TASK PROMPT.
Output all of the entries below precisely as written.

Dataset entries
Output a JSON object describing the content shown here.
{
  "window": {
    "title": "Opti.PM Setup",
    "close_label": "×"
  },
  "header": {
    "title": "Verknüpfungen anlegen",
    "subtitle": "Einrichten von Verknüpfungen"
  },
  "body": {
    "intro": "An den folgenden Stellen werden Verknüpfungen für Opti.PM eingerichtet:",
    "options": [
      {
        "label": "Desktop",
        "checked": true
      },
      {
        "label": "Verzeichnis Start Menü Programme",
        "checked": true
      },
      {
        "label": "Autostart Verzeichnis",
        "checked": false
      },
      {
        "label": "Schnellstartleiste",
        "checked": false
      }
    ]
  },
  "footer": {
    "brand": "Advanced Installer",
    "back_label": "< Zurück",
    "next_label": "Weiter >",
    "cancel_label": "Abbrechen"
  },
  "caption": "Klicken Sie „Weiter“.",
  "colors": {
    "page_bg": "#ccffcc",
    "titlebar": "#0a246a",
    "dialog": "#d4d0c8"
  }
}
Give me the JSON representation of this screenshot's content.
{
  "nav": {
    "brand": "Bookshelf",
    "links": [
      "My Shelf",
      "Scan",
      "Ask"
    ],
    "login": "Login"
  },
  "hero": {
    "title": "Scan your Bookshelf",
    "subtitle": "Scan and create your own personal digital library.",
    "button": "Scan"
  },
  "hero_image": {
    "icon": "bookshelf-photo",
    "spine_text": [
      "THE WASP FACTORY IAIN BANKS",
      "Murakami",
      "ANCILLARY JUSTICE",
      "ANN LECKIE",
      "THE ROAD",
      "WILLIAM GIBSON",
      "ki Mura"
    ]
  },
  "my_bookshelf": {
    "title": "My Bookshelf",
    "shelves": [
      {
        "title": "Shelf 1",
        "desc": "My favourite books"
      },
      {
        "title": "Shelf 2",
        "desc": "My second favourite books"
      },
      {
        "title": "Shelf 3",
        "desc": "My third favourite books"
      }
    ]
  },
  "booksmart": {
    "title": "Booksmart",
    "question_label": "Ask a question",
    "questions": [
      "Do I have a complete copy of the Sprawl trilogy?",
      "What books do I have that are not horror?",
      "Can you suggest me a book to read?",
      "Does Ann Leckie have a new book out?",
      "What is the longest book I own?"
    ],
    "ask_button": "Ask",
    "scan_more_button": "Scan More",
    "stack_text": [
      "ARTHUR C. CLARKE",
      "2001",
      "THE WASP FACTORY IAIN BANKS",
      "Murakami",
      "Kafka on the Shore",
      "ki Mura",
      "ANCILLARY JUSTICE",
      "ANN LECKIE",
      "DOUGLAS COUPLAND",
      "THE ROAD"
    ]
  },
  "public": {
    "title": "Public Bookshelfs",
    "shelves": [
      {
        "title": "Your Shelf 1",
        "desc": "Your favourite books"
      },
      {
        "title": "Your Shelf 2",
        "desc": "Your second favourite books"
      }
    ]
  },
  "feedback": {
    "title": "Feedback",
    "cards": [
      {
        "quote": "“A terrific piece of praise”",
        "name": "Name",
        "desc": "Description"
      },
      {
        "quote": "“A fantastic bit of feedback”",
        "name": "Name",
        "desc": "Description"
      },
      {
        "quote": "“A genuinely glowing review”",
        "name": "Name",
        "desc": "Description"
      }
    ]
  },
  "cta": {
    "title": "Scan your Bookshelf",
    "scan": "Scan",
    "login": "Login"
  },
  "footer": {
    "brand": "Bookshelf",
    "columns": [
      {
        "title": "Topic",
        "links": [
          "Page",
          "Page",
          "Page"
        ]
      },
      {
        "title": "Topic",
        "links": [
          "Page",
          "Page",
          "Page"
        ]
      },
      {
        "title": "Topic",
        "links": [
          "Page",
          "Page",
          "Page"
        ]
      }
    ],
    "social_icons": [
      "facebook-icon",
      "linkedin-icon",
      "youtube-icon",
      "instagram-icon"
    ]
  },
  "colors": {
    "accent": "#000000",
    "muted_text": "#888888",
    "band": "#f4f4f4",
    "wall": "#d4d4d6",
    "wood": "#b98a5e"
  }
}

ANSWER TO THE PROBLEM.
Output a JSON object describing the content shown here.
{
  "window": {
    "title": "Opti.PM Setup",
    "close_label": "×"
  },
  "header": {
    "title": "Verknüpfungen anlegen",
    "subtitle": "Einrichten von Verknüpfungen"
  },
  "body": {
    "intro": "An den folgenden Stellen werden Verknüpfungen für Opti.PM eingerichtet:",
    "options": [
      {
        "label": "Desktop",
        "checked": true
      },
      {
        "label": "Verzeichnis Start Menü Programme",
        "checked": true
      },
      {
        "label": "Autostart Verzeichnis",
        "checked": false
      },
      {
        "label": "Schnellstartleiste",
        "checked": false
      }
    ]
  },
  "footer": {
    "brand": "Advanced Installer",
    "back_label": "< Zurück",
    "next_label": "Weiter >",
    "cancel_label": "Abbrechen"
  },
  "caption": "Klicken Sie „Weiter“.",
  "colors": {
    "page_bg": "#ccffcc",
    "titlebar": "#0a246a",
    "dialog": "#d4d0c8"
  }
}
Give me the JSON representation of this screenshot's content.
{
  "nav": {
    "brand": "Bookshelf",
    "links": [
      "My Shelf",
      "Scan",
      "Ask"
    ],
    "login": "Login"
  },
  "hero": {
    "title": "Scan your Bookshelf",
    "subtitle": "Scan and create your own personal digital library.",
    "button": "Scan"
  },
  "hero_image": {
    "icon": "bookshelf-photo",
    "spine_text": [
      "THE WASP FACTORY IAIN BANKS",
      "Murakami",
      "ANCILLARY JUSTICE",
      "ANN LECKIE",
      "THE ROAD",
      "WILLIAM GIBSON",
      "ki Mura"
    ]
  },
  "my_bookshelf": {
    "title": "My Bookshelf",
    "shelves": [
      {
        "title": "Shelf 1",
        "desc": "My favourite books"
      },
      {
        "title": "Shelf 2",
        "desc": "My second favourite books"
      },
      {
        "title": "Shelf 3",
        "desc": "My third favourite books"
      }
    ]
  },
  "booksmart": {
    "title": "Booksmart",
    "question_label": "Ask a question",
    "questions": [
      "Do I have a complete copy of the Sprawl trilogy?",
      "What books do I have that are not horror?",
      "Can you suggest me a book to read?",
      "Does Ann Leckie have a new book out?",
      "What is the longest book I own?"
    ],
    "ask_button": "Ask",
    "scan_more_button": "Scan More",
    "stack_text": [
      "ARTHUR C. CLARKE",
      "2001",
      "THE WASP FACTORY IAIN BANKS",
      "Murakami",
      "Kafka on the Shore",
      "ki Mura",
      "ANCILLARY JUSTICE",
      "ANN LECKIE",
      "DOUGLAS COUPLAND",
      "THE ROAD"
    ]
  },
  "public": {
    "title": "Public Bookshelfs",
    "shelves": [
      {
        "title": "Your Shelf 1",
        "desc": "Your favourite books"
      },
      {
        "title": "Your Shelf 2",
        "desc": "Your second favourite books"
      }
    ]
  },
  "feedback": {
    "title": "Feedback",
    "cards": [
      {
        "quote": "“A terrific piece of praise”",
        "name": "Name",
        "desc": "Description"
      },
      {
        "quote": "“A fantastic bit of feedback”",
        "name": "Name",
        "desc": "Description"
      },
      {
        "quote": "“A genuinely glowing review”",
        "name": "Name",
        "desc": "Description"
      }
    ]
  },
  "cta": {
    "title": "Scan your Bookshelf",
    "scan": "Scan",
    "login": "Login"
  },
  "footer": {
    "brand": "Bookshelf",
    "columns": [
      {
        "title": "Topic",
        "links": [
          "Page",
          "Page",
          "Page"
        ]
      },
      {
        "title": "Topic",
        "links": [
          "Page",
          "Page",
          "Page"
        ]
      },
      {
        "title": "Topic",
        "links": [
          "Page",
          "Page",
          "Page"
        ]
      }
    ],
    "social_icons": [
      "facebook-icon",
      "linkedin-icon",
      "youtube-icon",
      "instagram-icon"
    ]
  },
  "colors": {
    "accent": "#000000",
    "muted_text": "#888888",
    "band": "#f4f4f4",
    "wall": "#d4d4d6",
    "wood": "#b98a5e"
  }
}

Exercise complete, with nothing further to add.